Work to complete: List each line holding the string "symbol".

Collection entries:
--

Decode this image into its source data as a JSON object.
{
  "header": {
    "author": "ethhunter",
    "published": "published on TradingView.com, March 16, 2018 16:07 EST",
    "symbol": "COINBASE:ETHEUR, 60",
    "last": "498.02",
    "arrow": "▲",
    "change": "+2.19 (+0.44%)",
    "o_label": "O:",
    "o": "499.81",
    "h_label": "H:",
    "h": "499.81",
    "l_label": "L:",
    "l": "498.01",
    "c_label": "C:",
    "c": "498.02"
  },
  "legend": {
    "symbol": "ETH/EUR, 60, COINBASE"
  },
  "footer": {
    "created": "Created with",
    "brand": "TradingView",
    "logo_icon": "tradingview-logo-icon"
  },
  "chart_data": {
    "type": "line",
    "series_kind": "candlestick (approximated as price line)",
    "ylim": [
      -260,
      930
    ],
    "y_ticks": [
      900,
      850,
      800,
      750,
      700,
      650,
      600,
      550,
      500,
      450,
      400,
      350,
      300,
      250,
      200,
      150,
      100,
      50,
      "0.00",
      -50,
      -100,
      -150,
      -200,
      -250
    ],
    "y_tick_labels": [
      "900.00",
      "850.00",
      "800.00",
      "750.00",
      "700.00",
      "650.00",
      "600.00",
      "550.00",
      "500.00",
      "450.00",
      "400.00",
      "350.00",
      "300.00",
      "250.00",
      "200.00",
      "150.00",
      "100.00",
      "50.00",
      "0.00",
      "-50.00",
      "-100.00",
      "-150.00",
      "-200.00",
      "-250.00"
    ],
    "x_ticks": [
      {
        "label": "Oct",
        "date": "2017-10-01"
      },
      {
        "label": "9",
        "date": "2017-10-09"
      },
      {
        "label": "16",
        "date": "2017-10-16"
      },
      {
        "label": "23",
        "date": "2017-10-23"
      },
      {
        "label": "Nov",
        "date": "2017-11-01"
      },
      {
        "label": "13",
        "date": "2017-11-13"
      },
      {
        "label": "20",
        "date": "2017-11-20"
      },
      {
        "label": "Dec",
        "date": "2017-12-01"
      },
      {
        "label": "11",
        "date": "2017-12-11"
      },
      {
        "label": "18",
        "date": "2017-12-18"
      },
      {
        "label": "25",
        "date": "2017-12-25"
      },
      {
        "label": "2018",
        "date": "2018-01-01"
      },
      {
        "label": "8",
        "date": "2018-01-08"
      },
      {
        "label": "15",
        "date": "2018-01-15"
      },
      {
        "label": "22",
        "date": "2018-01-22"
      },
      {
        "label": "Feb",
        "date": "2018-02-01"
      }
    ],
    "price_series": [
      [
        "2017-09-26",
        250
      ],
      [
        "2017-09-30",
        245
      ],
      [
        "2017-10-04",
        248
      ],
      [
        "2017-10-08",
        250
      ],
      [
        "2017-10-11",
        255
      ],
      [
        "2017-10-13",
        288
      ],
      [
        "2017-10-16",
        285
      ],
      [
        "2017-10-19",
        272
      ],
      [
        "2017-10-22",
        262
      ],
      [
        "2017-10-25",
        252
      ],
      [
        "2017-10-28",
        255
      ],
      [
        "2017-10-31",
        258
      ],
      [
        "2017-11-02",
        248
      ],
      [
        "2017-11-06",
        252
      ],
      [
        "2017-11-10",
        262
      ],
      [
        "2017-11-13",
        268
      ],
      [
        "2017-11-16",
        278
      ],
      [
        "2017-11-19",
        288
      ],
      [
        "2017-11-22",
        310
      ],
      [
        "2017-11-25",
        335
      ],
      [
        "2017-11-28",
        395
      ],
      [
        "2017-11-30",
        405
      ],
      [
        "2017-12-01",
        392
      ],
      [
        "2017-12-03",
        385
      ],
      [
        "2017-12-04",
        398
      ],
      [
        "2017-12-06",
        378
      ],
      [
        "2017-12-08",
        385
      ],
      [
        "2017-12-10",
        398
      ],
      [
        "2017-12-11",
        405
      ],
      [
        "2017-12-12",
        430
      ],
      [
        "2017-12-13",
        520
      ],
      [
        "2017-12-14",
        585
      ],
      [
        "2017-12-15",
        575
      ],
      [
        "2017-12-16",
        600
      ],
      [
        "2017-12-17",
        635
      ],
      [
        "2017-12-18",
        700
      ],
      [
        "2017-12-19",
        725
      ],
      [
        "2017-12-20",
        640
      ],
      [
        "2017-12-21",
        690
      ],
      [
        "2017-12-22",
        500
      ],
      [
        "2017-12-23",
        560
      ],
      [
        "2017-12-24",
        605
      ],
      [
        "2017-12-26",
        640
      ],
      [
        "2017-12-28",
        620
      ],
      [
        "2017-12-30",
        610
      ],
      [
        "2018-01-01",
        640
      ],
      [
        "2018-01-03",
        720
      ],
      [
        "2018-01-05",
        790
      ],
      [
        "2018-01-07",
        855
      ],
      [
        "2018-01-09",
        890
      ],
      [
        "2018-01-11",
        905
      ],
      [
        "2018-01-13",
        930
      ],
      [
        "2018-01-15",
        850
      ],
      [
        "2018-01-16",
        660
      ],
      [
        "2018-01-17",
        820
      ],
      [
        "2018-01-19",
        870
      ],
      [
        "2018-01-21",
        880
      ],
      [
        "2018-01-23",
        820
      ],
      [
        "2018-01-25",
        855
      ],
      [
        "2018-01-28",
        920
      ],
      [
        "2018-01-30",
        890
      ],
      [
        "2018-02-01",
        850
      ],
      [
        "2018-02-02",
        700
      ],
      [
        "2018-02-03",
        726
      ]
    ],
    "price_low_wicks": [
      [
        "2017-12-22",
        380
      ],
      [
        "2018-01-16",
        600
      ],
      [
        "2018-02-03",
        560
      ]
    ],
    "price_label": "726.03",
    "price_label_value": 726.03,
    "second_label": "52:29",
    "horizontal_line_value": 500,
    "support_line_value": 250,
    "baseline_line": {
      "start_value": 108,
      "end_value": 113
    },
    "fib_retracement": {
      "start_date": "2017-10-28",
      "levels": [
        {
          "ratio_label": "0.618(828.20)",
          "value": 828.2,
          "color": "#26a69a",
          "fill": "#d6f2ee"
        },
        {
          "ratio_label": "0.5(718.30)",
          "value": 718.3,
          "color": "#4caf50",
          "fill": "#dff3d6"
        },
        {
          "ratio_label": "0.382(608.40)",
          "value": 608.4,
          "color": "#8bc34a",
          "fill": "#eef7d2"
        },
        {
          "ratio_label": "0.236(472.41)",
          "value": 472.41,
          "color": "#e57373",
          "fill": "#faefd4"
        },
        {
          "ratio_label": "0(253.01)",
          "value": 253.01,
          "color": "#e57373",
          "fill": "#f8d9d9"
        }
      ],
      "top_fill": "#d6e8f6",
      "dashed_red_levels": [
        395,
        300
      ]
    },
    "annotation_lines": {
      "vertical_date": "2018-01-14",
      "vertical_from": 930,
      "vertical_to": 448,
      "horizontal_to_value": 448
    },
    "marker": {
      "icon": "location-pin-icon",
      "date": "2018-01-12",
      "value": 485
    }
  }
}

--

Full output:
    "symbol": "COINBASE:ETHEUR, 60",
    "symbol": "ETH/EUR, 60, COINBASE"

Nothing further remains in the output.